# SUPPLIED RECORDS:
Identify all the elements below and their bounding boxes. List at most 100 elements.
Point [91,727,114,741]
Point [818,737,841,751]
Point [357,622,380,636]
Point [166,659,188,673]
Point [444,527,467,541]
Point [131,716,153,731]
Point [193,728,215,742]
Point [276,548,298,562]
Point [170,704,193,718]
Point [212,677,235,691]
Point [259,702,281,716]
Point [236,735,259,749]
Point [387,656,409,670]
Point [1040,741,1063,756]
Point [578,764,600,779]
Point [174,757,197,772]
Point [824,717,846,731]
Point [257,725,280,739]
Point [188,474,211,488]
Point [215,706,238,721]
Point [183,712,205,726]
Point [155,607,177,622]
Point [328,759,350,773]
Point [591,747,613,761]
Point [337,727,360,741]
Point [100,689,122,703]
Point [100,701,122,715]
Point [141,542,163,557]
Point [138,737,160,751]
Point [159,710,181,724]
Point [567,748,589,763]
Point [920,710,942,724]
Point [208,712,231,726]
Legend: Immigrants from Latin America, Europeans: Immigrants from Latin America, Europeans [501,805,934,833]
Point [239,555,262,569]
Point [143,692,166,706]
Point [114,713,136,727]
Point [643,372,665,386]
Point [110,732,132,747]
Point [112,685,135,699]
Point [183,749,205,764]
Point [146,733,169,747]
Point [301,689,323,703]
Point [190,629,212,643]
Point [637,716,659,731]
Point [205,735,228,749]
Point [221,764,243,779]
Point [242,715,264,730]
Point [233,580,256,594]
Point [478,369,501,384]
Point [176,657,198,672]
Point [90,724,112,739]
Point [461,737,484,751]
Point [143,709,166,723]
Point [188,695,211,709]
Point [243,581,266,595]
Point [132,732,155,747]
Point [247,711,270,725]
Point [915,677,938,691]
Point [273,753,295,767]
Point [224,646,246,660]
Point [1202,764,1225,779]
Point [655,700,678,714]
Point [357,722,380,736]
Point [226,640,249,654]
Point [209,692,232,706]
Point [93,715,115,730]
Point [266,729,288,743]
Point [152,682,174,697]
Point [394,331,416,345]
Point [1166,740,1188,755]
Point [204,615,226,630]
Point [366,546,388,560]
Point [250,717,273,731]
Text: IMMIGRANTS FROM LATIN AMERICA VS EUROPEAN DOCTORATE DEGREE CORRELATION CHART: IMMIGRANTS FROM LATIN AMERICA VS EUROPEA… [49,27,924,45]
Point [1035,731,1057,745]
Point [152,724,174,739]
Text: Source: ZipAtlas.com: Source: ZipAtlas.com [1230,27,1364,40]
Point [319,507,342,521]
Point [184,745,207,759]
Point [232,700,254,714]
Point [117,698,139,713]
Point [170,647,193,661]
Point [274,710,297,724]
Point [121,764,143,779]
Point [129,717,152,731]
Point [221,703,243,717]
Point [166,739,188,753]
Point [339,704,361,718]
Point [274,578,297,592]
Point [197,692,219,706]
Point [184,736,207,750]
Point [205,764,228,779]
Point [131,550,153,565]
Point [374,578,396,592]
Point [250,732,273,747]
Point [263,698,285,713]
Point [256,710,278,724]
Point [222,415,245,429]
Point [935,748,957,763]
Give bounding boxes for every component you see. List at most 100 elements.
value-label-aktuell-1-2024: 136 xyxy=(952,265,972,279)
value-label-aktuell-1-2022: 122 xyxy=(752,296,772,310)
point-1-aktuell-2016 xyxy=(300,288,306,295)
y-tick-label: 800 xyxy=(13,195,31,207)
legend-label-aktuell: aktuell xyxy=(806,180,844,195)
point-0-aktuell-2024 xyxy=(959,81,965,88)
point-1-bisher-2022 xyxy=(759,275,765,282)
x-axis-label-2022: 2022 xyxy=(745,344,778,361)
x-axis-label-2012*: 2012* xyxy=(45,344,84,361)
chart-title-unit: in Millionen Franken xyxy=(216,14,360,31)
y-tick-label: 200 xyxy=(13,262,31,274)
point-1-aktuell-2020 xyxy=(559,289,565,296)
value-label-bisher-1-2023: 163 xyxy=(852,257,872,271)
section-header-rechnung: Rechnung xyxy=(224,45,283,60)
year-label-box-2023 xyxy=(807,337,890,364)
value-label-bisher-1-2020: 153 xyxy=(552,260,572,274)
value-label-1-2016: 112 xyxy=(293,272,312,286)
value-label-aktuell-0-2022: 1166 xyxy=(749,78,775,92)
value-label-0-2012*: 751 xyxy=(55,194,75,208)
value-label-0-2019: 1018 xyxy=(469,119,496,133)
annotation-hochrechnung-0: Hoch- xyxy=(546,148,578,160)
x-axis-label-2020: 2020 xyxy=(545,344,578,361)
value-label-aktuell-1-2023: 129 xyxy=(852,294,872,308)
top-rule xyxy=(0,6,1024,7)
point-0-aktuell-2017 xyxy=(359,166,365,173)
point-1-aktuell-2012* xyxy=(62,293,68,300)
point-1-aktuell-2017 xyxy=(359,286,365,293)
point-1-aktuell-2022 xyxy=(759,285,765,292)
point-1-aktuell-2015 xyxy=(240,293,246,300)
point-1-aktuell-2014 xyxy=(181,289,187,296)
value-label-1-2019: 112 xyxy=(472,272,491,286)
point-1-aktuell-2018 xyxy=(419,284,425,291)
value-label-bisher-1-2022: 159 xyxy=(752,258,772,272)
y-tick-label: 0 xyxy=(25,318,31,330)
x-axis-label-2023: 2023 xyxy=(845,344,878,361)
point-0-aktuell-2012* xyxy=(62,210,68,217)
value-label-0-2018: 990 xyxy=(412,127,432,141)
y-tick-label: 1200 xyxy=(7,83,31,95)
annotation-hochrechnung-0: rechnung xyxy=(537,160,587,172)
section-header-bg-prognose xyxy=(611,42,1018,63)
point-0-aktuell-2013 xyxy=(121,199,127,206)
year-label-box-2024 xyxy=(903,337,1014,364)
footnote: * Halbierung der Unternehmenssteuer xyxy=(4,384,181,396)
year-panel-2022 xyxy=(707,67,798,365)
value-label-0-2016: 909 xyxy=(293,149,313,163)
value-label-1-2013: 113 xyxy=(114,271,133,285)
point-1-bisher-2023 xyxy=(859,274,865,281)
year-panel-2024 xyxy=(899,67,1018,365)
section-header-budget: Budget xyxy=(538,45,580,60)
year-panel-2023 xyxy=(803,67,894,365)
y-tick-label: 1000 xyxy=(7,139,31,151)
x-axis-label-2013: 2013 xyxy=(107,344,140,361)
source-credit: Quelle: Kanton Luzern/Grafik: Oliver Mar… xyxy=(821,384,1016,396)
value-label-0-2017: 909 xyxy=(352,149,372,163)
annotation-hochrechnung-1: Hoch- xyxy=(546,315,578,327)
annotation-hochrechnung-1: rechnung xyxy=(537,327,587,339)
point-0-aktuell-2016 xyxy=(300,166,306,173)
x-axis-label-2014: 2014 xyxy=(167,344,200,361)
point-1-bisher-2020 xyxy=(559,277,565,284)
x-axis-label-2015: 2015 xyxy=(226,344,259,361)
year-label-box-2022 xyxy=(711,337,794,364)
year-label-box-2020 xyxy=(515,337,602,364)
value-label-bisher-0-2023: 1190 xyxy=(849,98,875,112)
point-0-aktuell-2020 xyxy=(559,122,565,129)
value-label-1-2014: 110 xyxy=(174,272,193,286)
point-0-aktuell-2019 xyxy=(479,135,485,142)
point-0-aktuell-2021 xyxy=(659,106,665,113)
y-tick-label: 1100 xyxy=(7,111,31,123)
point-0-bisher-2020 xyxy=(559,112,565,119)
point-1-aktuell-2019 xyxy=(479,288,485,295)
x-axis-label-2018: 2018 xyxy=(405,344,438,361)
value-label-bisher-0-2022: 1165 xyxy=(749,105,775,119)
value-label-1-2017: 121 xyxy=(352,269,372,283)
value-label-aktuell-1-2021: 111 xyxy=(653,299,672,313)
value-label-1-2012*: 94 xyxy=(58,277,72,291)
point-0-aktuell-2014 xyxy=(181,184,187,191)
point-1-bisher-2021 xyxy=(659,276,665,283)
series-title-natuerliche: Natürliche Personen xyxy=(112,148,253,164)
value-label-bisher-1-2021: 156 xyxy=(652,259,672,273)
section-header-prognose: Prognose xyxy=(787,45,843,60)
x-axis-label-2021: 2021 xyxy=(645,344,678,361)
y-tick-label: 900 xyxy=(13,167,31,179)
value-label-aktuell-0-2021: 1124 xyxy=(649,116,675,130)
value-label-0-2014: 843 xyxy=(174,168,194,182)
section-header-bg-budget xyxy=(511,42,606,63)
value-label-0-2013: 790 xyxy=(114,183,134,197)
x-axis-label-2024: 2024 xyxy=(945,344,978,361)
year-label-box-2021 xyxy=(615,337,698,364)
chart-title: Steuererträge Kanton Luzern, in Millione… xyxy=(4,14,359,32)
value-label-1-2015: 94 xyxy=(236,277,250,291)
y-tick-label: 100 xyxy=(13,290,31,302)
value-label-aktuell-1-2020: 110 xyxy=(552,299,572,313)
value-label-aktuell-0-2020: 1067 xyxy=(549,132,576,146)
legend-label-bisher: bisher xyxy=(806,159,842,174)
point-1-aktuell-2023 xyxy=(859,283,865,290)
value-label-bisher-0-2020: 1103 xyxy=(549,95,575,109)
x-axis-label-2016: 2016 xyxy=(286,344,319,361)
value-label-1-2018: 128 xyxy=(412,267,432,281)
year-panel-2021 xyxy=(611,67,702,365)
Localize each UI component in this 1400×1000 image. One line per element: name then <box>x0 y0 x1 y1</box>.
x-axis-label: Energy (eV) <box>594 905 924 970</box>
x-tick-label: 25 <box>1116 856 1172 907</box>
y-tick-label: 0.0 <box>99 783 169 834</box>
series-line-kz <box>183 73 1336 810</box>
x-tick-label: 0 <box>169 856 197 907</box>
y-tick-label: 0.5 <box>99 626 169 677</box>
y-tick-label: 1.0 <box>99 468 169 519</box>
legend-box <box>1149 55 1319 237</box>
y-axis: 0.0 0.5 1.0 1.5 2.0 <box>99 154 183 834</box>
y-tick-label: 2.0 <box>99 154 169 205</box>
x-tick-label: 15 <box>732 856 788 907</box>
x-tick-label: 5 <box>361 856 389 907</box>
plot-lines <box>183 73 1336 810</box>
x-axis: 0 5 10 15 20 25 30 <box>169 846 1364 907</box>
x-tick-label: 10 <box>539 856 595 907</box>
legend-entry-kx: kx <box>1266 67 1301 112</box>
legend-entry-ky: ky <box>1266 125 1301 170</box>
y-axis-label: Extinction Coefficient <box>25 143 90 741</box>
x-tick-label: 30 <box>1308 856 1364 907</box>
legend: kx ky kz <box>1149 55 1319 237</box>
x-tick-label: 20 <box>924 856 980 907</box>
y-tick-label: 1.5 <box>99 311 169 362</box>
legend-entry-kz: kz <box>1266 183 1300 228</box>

# THE TASK:
Repeat the items word for word, from the first line through the line that contains "Point [209,692,232,706]".

# FULL ANSWER:
Identify all the elements below and their bounding boxes. List at most 100 elements.
Point [91,727,114,741]
Point [818,737,841,751]
Point [357,622,380,636]
Point [166,659,188,673]
Point [444,527,467,541]
Point [131,716,153,731]
Point [193,728,215,742]
Point [276,548,298,562]
Point [170,704,193,718]
Point [212,677,235,691]
Point [259,702,281,716]
Point [236,735,259,749]
Point [387,656,409,670]
Point [1040,741,1063,756]
Point [578,764,600,779]
Point [174,757,197,772]
Point [824,717,846,731]
Point [257,725,280,739]
Point [188,474,211,488]
Point [215,706,238,721]
Point [183,712,205,726]
Point [155,607,177,622]
Point [328,759,350,773]
Point [591,747,613,761]
Point [337,727,360,741]
Point [100,689,122,703]
Point [100,701,122,715]
Point [141,542,163,557]
Point [138,737,160,751]
Point [159,710,181,724]
Point [567,748,589,763]
Point [920,710,942,724]
Point [208,712,231,726]
Legend: Immigrants from Latin America, Europeans: Immigrants from Latin America, Europeans [501,805,934,833]
Point [239,555,262,569]
Point [143,692,166,706]
Point [114,713,136,727]
Point [643,372,665,386]
Point [110,732,132,747]
Point [112,685,135,699]
Point [183,749,205,764]
Point [146,733,169,747]
Point [301,689,323,703]
Point [190,629,212,643]
Point [637,716,659,731]
Point [205,735,228,749]
Point [221,764,243,779]
Point [242,715,264,730]
Point [233,580,256,594]
Point [478,369,501,384]
Point [176,657,198,672]
Point [90,724,112,739]
Point [461,737,484,751]
Point [143,709,166,723]
Point [188,695,211,709]
Point [243,581,266,595]
Point [132,732,155,747]
Point [247,711,270,725]
Point [915,677,938,691]
Point [273,753,295,767]
Point [224,646,246,660]
Point [1202,764,1225,779]
Point [655,700,678,714]
Point [357,722,380,736]
Point [226,640,249,654]
Point [209,692,232,706]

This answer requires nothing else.